··· Records for this exercise

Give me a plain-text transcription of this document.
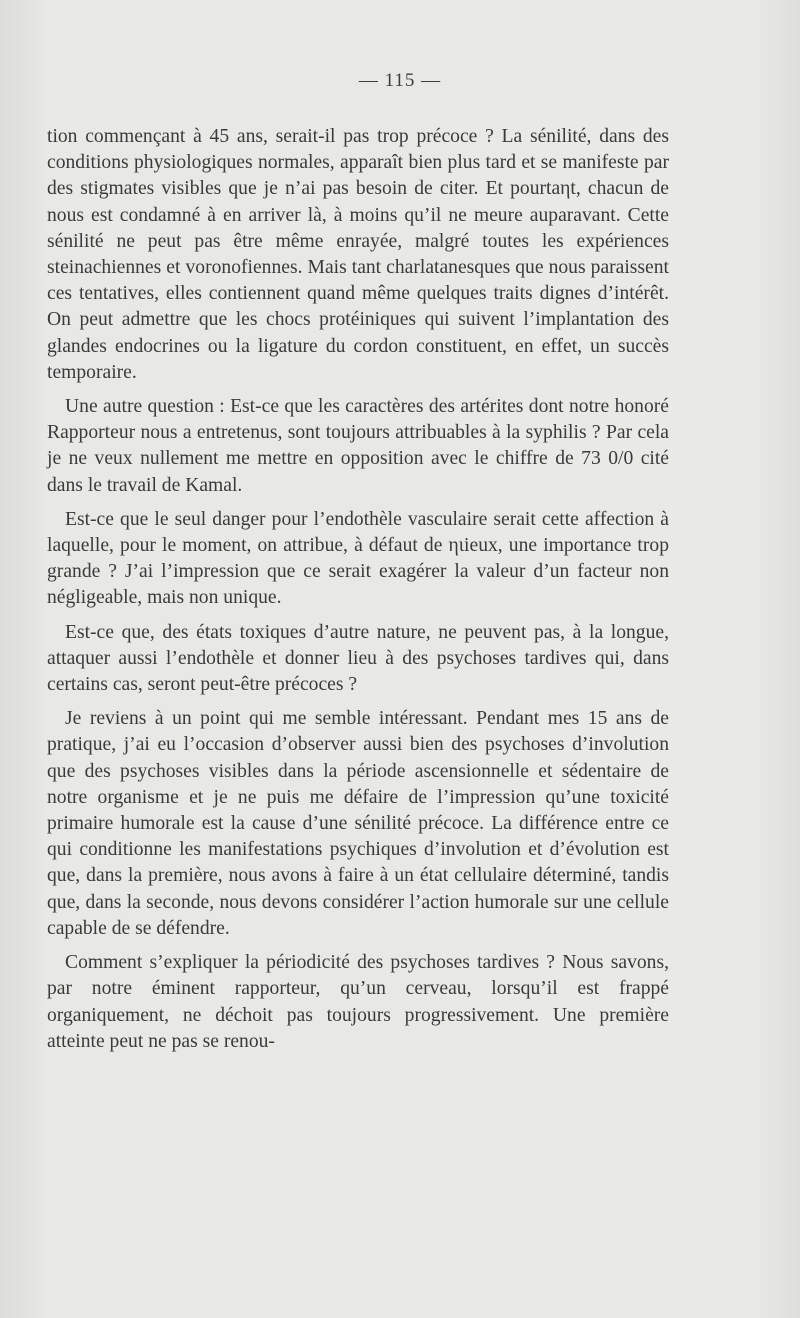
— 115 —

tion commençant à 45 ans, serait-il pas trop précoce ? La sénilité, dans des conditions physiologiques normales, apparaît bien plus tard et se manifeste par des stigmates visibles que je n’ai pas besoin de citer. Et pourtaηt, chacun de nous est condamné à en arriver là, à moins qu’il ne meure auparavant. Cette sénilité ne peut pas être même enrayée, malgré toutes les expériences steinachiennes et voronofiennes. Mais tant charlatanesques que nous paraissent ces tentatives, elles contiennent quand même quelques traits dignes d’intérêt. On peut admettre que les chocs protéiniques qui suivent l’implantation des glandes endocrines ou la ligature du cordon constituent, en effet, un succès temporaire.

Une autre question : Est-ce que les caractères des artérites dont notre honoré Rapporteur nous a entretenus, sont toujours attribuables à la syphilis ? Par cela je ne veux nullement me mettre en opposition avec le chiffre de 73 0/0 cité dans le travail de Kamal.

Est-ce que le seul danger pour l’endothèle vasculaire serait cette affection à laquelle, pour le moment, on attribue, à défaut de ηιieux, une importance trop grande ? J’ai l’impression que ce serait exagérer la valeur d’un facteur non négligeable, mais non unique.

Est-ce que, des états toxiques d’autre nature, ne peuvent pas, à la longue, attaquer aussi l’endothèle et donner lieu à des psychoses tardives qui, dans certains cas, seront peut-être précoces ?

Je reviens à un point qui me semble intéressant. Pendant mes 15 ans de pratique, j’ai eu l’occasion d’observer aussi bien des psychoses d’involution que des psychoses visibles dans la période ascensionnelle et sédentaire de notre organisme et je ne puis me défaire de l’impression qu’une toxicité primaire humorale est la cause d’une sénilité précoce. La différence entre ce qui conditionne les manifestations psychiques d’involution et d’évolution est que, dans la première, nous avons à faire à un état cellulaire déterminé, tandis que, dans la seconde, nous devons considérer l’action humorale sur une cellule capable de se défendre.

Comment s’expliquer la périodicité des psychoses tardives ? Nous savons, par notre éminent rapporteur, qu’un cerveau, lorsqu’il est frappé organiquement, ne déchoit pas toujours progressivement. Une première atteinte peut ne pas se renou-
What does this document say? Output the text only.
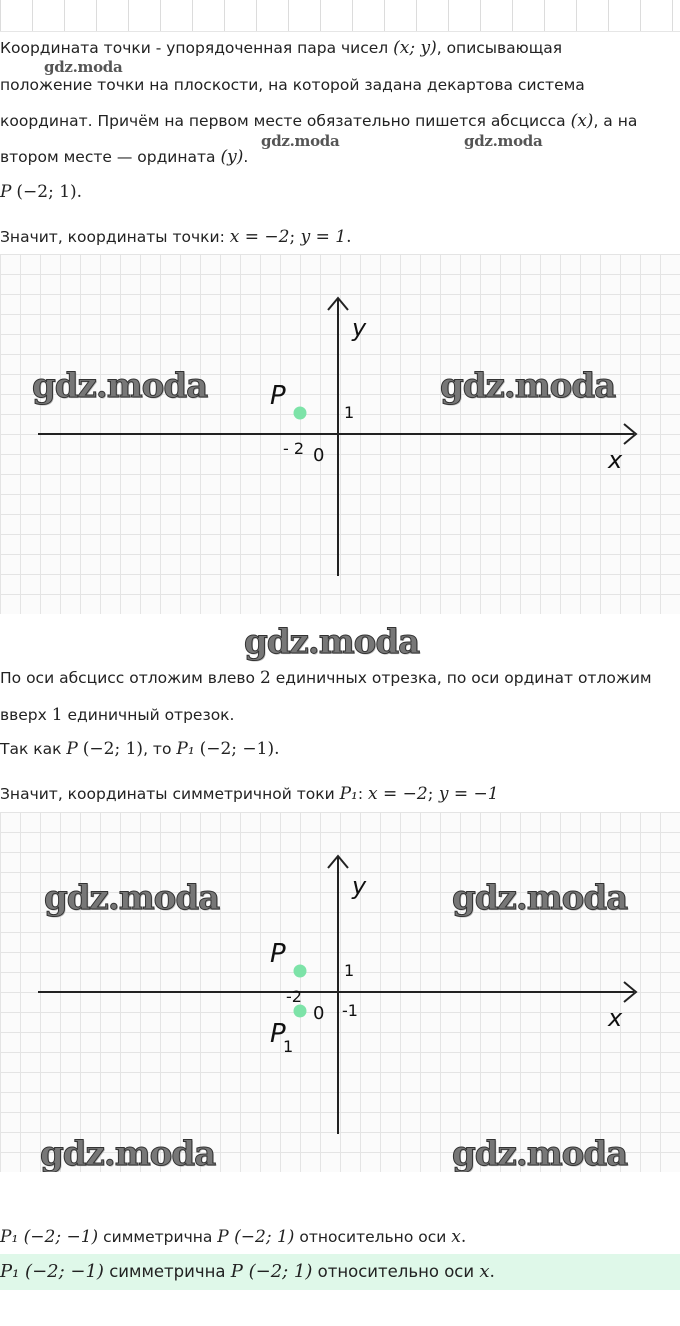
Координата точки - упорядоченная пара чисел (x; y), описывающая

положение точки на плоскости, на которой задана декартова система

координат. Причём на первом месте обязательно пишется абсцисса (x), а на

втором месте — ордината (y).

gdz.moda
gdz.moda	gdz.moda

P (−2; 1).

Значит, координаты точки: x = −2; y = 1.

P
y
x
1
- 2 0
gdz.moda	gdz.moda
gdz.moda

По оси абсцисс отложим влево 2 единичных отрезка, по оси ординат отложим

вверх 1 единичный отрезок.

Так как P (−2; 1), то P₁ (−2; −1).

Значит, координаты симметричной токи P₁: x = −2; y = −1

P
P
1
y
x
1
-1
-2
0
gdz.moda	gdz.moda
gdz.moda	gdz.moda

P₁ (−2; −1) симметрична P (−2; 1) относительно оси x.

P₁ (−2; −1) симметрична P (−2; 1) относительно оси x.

······

What the exercise asks: Every record is to be reproduced exactly, with no pictures included.

Solution for this exercise:
Give me a plain-text transcription of this document.
— 115 —

tion commençant à 45 ans, serait-il pas trop précoce ? La sénilité, dans des conditions physiologiques normales, apparaît bien plus tard et se manifeste par des stigmates visibles que je n’ai pas besoin de citer. Et pourtaηt, chacun de nous est condamné à en arriver là, à moins qu’il ne meure auparavant. Cette sénilité ne peut pas être même enrayée, malgré toutes les expériences steinachiennes et voronofiennes. Mais tant charlatanesques que nous paraissent ces tentatives, elles contiennent quand même quelques traits dignes d’intérêt. On peut admettre que les chocs protéiniques qui suivent l’implantation des glandes endocrines ou la ligature du cordon constituent, en effet, un succès temporaire.

Une autre question : Est-ce que les caractères des artérites dont notre honoré Rapporteur nous a entretenus, sont toujours attribuables à la syphilis ? Par cela je ne veux nullement me mettre en opposition avec le chiffre de 73 0/0 cité dans le travail de Kamal.

Est-ce que le seul danger pour l’endothèle vasculaire serait cette affection à laquelle, pour le moment, on attribue, à défaut de ηιieux, une importance trop grande ? J’ai l’impression que ce serait exagérer la valeur d’un facteur non négligeable, mais non unique.

Est-ce que, des états toxiques d’autre nature, ne peuvent pas, à la longue, attaquer aussi l’endothèle et donner lieu à des psychoses tardives qui, dans certains cas, seront peut-être précoces ?

Je reviens à un point qui me semble intéressant. Pendant mes 15 ans de pratique, j’ai eu l’occasion d’observer aussi bien des psychoses d’involution que des psychoses visibles dans la période ascensionnelle et sédentaire de notre organisme et je ne puis me défaire de l’impression qu’une toxicité primaire humorale est la cause d’une sénilité précoce. La différence entre ce qui conditionne les manifestations psychiques d’involution et d’évolution est que, dans la première, nous avons à faire à un état cellulaire déterminé, tandis que, dans la seconde, nous devons considérer l’action humorale sur une cellule capable de se défendre.

Comment s’expliquer la périodicité des psychoses tardives ? Nous savons, par notre éminent rapporteur, qu’un cerveau, lorsqu’il est frappé organiquement, ne déchoit pas toujours progressivement. Une première atteinte peut ne pas se renou-
What does this document say? Output the text only.
Координата точки - упорядоченная пара чисел (x; y), описывающая

положение точки на плоскости, на которой задана декартова система

координат. Причём на первом месте обязательно пишется абсцисса (x), а на

втором месте — ордината (y).

gdz.moda
gdz.moda	gdz.moda

P (−2; 1).

Значит, координаты точки: x = −2; y = 1.

P
y
x
1
- 2 0
gdz.moda	gdz.moda
gdz.moda

По оси абсцисс отложим влево 2 единичных отрезка, по оси ординат отложим

вверх 1 единичный отрезок.

Так как P (−2; 1), то P₁ (−2; −1).

Значит, координаты симметричной токи P₁: x = −2; y = −1

P
P
1
y
x
1
-1
-2
0
gdz.moda	gdz.moda
gdz.moda	gdz.moda

P₁ (−2; −1) симметрична P (−2; 1) относительно оси x.

P₁ (−2; −1) симметрична P (−2; 1) относительно оси x.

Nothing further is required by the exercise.